WRITTEN REQUEST → List, from the lines below, each one with "accent" in it.

PROVIDED MATERIAL →
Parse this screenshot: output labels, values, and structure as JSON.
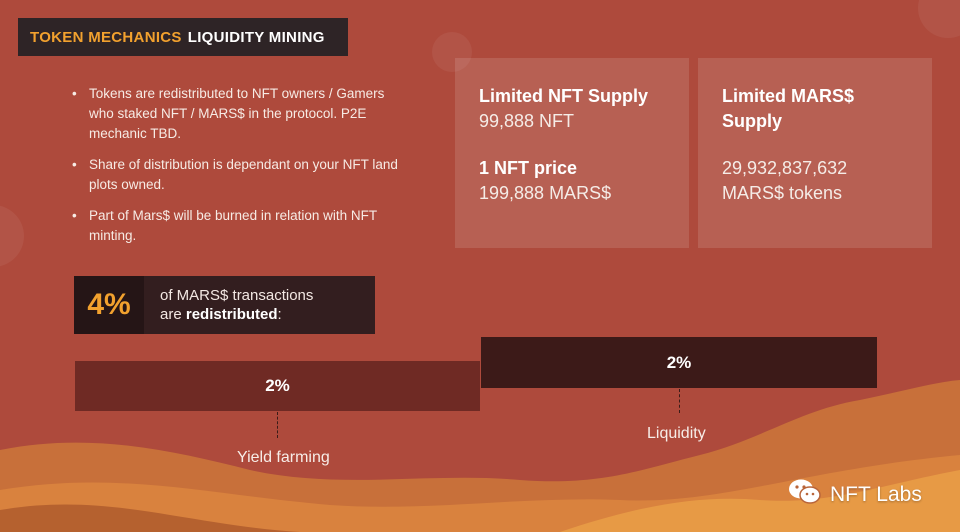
{
  "header": {
    "accent": "TOKEN MECHANICS",
    "title": "LIQUIDITY MINING"
  },
  "bullets": [
    "Tokens are redistributed to NFT owners / Gamers who staked NFT / MARS$ in the protocol. P2E mechanic TBD.",
    "Share of distribution is dependant on your NFT land plots owned.",
    "Part of Mars$ will be burned in relation with NFT minting."
  ],
  "card_nft": {
    "heading": "Limited NFT Supply",
    "value": "99,888 NFT",
    "heading2": "1 NFT price",
    "value2": "199,888 MARS$"
  },
  "card_mars": {
    "heading_line1": "Limited MARS$",
    "heading_line2": "Supply",
    "value_line1": "29,932,837,632",
    "value_line2": "MARS$ tokens"
  },
  "stat": {
    "percent": "4%",
    "line1": "of MARS$ transactions",
    "line2_prefix": "are ",
    "line2_bold": "redistributed",
    "line2_suffix": ":"
  },
  "distribution": [
    {
      "percent": "2%",
      "label": "Yield farming"
    },
    {
      "percent": "2%",
      "label": "Liquidity"
    }
  ],
  "watermark": {
    "text": "NFT Labs",
    "icon": "wechat-icon"
  },
  "colors": {
    "background": "#ae4a3c",
    "accent": "#f2a12e",
    "dark_box": "#2e2426",
    "bar_left": "#6f2a24",
    "bar_right": "#3c1a18",
    "dune": "#d9823e"
  }
}
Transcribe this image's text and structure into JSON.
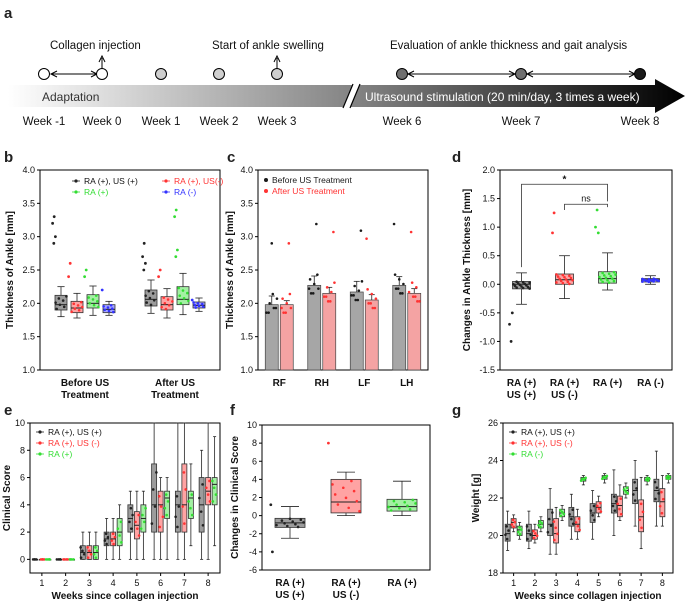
{
  "panel_labels": [
    "a",
    "b",
    "c",
    "d",
    "e",
    "f",
    "g"
  ],
  "timeline": {
    "events": [
      "Collagen injection",
      "Start of ankle swelling",
      "Evaluation of ankle thickness and gait analysis"
    ],
    "phase_adaptation": "Adaptation",
    "phase_ultrasound": "Ultrasound stimulation (20 min/day, 3 times a week)",
    "weeks": [
      "Week -1",
      "Week 0",
      "Week 1",
      "Week 2",
      "Week 3",
      "Week 6",
      "Week 7",
      "Week 8"
    ],
    "colors": {
      "open": "#ffffff",
      "light": "#cfcfcf",
      "mid": "#6f6f6f",
      "dark": "#1a1a1a"
    }
  },
  "chart_data": [
    {
      "id": "b",
      "type": "box",
      "ylabel": "Thickness of Ankle [mm]",
      "ylim": [
        1.0,
        4.0
      ],
      "yticks": [
        "1.0",
        "1.5",
        "2.0",
        "2.5",
        "3.0",
        "3.5",
        "4.0"
      ],
      "categories": [
        "Before US Treatment",
        "After US Treatment"
      ],
      "legend": [
        "RA (+), US (+)",
        "RA (+), US(-)",
        "RA (+)",
        "RA (-)"
      ],
      "colors": [
        "#222222",
        "#ff3333",
        "#33dd33",
        "#3333ff"
      ],
      "boxes": [
        [
          [
            1.8,
            1.9,
            1.98,
            2.12,
            2.25
          ],
          [
            1.78,
            1.86,
            1.93,
            2.03,
            2.15
          ],
          [
            1.82,
            1.93,
            2.0,
            2.13,
            2.26
          ],
          [
            1.82,
            1.86,
            1.91,
            1.98,
            2.03
          ]
        ],
        [
          [
            1.85,
            1.96,
            2.06,
            2.2,
            2.35
          ],
          [
            1.78,
            1.9,
            1.98,
            2.1,
            2.22
          ],
          [
            1.83,
            1.98,
            2.06,
            2.25,
            2.45
          ],
          [
            1.88,
            1.93,
            1.97,
            2.02,
            2.08
          ]
        ]
      ],
      "outliers": [
        [
          [
            3.3,
            3.2,
            3.0,
            2.9
          ],
          [
            2.6,
            2.4
          ],
          [
            2.5,
            2.4
          ],
          [
            2.2
          ]
        ],
        [
          [
            2.9,
            2.7,
            2.6,
            2.5
          ],
          [
            2.5,
            2.4
          ],
          [
            3.4,
            3.3,
            2.8,
            2.7
          ],
          [
            2.05
          ]
        ]
      ]
    },
    {
      "id": "c",
      "type": "bar",
      "ylabel": "Thickness of Ankle [mm]",
      "ylim": [
        1.0,
        4.0
      ],
      "yticks": [
        "1.0",
        "1.5",
        "2.0",
        "2.5",
        "3.0",
        "3.5",
        "4.0"
      ],
      "categories": [
        "RF",
        "RH",
        "LF",
        "LH"
      ],
      "series": [
        {
          "name": "Before US Treatment",
          "color": "#1a1a1a",
          "values": [
            1.98,
            2.27,
            2.17,
            2.27
          ],
          "err": [
            0.13,
            0.14,
            0.16,
            0.13
          ]
        },
        {
          "name": "After US Treatment",
          "color": "#ff3333",
          "values": [
            1.98,
            2.15,
            2.05,
            2.15
          ],
          "err": [
            0.06,
            0.09,
            0.08,
            0.07
          ]
        }
      ]
    },
    {
      "id": "d",
      "type": "box",
      "ylabel": "Changes in Ankle Thickness [mm]",
      "ylim": [
        -1.5,
        2.0
      ],
      "yticks": [
        "-1.5",
        "-1.0",
        "-0.5",
        "0.0",
        "0.5",
        "1.0",
        "1.5",
        "2.0"
      ],
      "categories": [
        "RA (+) US (+)",
        "RA (+) US (-)",
        "RA (+)",
        "RA (-)"
      ],
      "colors": [
        "#222222",
        "#ff3333",
        "#33dd33",
        "#3333ff"
      ],
      "boxes": [
        [
          -0.35,
          -0.08,
          0.0,
          0.05,
          0.2
        ],
        [
          -0.25,
          0.0,
          0.08,
          0.18,
          0.5
        ],
        [
          -0.1,
          0.02,
          0.1,
          0.22,
          0.55
        ],
        [
          0.0,
          0.04,
          0.08,
          0.1,
          0.15
        ]
      ],
      "outliers": [
        [
          -1.0,
          -0.7,
          -0.5
        ],
        [
          1.25,
          0.9
        ],
        [
          1.3,
          1.0,
          0.9
        ],
        []
      ],
      "annotations": {
        "significant": "*",
        "not_significant": "ns"
      }
    },
    {
      "id": "e",
      "type": "box",
      "ylabel": "Clinical Score",
      "ylim": [
        -1,
        10
      ],
      "yticks": [
        "0",
        "2",
        "4",
        "6",
        "8",
        "10"
      ],
      "xlabel": "Weeks since collagen injection",
      "categories": [
        "1",
        "2",
        "3",
        "4",
        "5",
        "6",
        "7",
        "8"
      ],
      "legend": [
        "RA (+), US (+)",
        "RA (+), US (-)",
        "RA (+)"
      ],
      "colors": [
        "#222222",
        "#ff3333",
        "#33dd33"
      ],
      "boxes": [
        [
          [
            0,
            0,
            0,
            0,
            0
          ],
          [
            0,
            0,
            0,
            0,
            0
          ],
          [
            0,
            0,
            0,
            0,
            0
          ]
        ],
        [
          [
            0,
            0,
            0,
            0,
            0
          ],
          [
            0,
            0,
            0,
            0,
            0
          ],
          [
            0,
            0,
            0,
            0,
            0
          ]
        ],
        [
          [
            0,
            0,
            0.5,
            1,
            2
          ],
          [
            0,
            0,
            0.5,
            1,
            2
          ],
          [
            0,
            0,
            0.5,
            1,
            2
          ]
        ],
        [
          [
            0,
            1,
            1.5,
            2,
            3
          ],
          [
            0,
            1,
            1.5,
            2,
            3
          ],
          [
            0,
            1,
            2,
            3,
            4
          ]
        ],
        [
          [
            0,
            2,
            3,
            4,
            5
          ],
          [
            0,
            1.5,
            2.5,
            3.5,
            5
          ],
          [
            0,
            2,
            3,
            4,
            5
          ]
        ],
        [
          [
            0,
            2,
            4,
            7,
            10
          ],
          [
            0,
            2,
            4,
            5,
            6
          ],
          [
            0,
            3,
            4.5,
            5,
            6
          ]
        ],
        [
          [
            0,
            2,
            4,
            5,
            10
          ],
          [
            0,
            2,
            4,
            7,
            10
          ],
          [
            1,
            3,
            4.5,
            5,
            7
          ]
        ],
        [
          [
            0,
            2,
            4,
            6,
            8
          ],
          [
            0,
            4,
            5,
            6,
            10
          ],
          [
            1,
            4,
            5.5,
            6,
            9
          ]
        ]
      ]
    },
    {
      "id": "f",
      "type": "box",
      "ylabel": "Changes in Clinical Score",
      "ylim": [
        -6,
        10
      ],
      "yticks": [
        "-6",
        "-4",
        "-2",
        "0",
        "2",
        "4",
        "6",
        "8",
        "10"
      ],
      "categories": [
        "RA (+) US (+)",
        "RA (+) US (-)",
        "RA (+)"
      ],
      "colors": [
        "#222222",
        "#ff3333",
        "#33dd33"
      ],
      "boxes": [
        [
          -2.5,
          -1.3,
          -0.8,
          -0.3,
          1.0
        ],
        [
          0,
          0.3,
          1.5,
          4.0,
          4.8
        ],
        [
          0,
          0.5,
          1.0,
          1.8,
          3.8
        ]
      ],
      "outliers": [
        [
          -4,
          1.2
        ],
        [
          8
        ],
        []
      ]
    },
    {
      "id": "g",
      "type": "box",
      "ylabel": "Weight [g]",
      "ylim": [
        18,
        26
      ],
      "yticks": [
        "18",
        "20",
        "22",
        "24",
        "26"
      ],
      "xlabel": "Weeks since collagen injection",
      "categories": [
        "1",
        "2",
        "3",
        "4",
        "5",
        "6",
        "7",
        "8"
      ],
      "legend": [
        "RA (+), US (+)",
        "RA (+), US (-)",
        "RA (-)"
      ],
      "colors": [
        "#222222",
        "#ff3333",
        "#33dd33"
      ],
      "boxes": [
        [
          [
            19.2,
            19.7,
            20.1,
            20.6,
            21.3
          ],
          [
            20.2,
            20.4,
            20.7,
            20.9,
            21.1
          ],
          [
            19.8,
            20.0,
            20.3,
            20.5,
            20.7
          ]
        ],
        [
          [
            19.3,
            19.7,
            20.1,
            20.6,
            21.3
          ],
          [
            19.6,
            19.8,
            20.0,
            20.3,
            20.6
          ],
          [
            20.2,
            20.4,
            20.6,
            20.8,
            21.0
          ]
        ],
        [
          [
            19.0,
            20.0,
            20.6,
            21.4,
            22.5
          ],
          [
            19.0,
            19.6,
            20.1,
            20.9,
            21.5
          ],
          [
            20.8,
            21.0,
            21.2,
            21.4,
            21.6
          ]
        ],
        [
          [
            19.8,
            20.5,
            21.0,
            21.5,
            22.2
          ],
          [
            19.8,
            20.2,
            20.6,
            21.0,
            21.4
          ],
          [
            22.7,
            22.9,
            23.0,
            23.1,
            23.2
          ]
        ],
        [
          [
            19.8,
            20.7,
            21.2,
            21.7,
            22.4
          ],
          [
            21.0,
            21.2,
            21.5,
            21.8,
            22.1
          ],
          [
            22.8,
            23.0,
            23.1,
            23.2,
            23.3
          ]
        ],
        [
          [
            20.0,
            21.2,
            21.7,
            22.2,
            23.5
          ],
          [
            20.8,
            21.0,
            21.6,
            22.1,
            22.7
          ],
          [
            22.0,
            22.2,
            22.4,
            22.6,
            22.8
          ]
        ],
        [
          [
            20.5,
            21.7,
            22.4,
            23.0,
            24.0
          ],
          [
            19.3,
            20.2,
            21.0,
            21.9,
            23.1
          ],
          [
            22.7,
            22.9,
            23.0,
            23.1,
            23.2
          ]
        ],
        [
          [
            20.5,
            21.8,
            22.4,
            23.0,
            24.5
          ],
          [
            20.5,
            21.0,
            21.8,
            22.5,
            23.2
          ],
          [
            22.8,
            23.0,
            23.1,
            23.2,
            23.3
          ]
        ]
      ]
    }
  ]
}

SOLUTION →
    "accent": "TOKEN MECHANICS",
    "accent": "#f2a12e",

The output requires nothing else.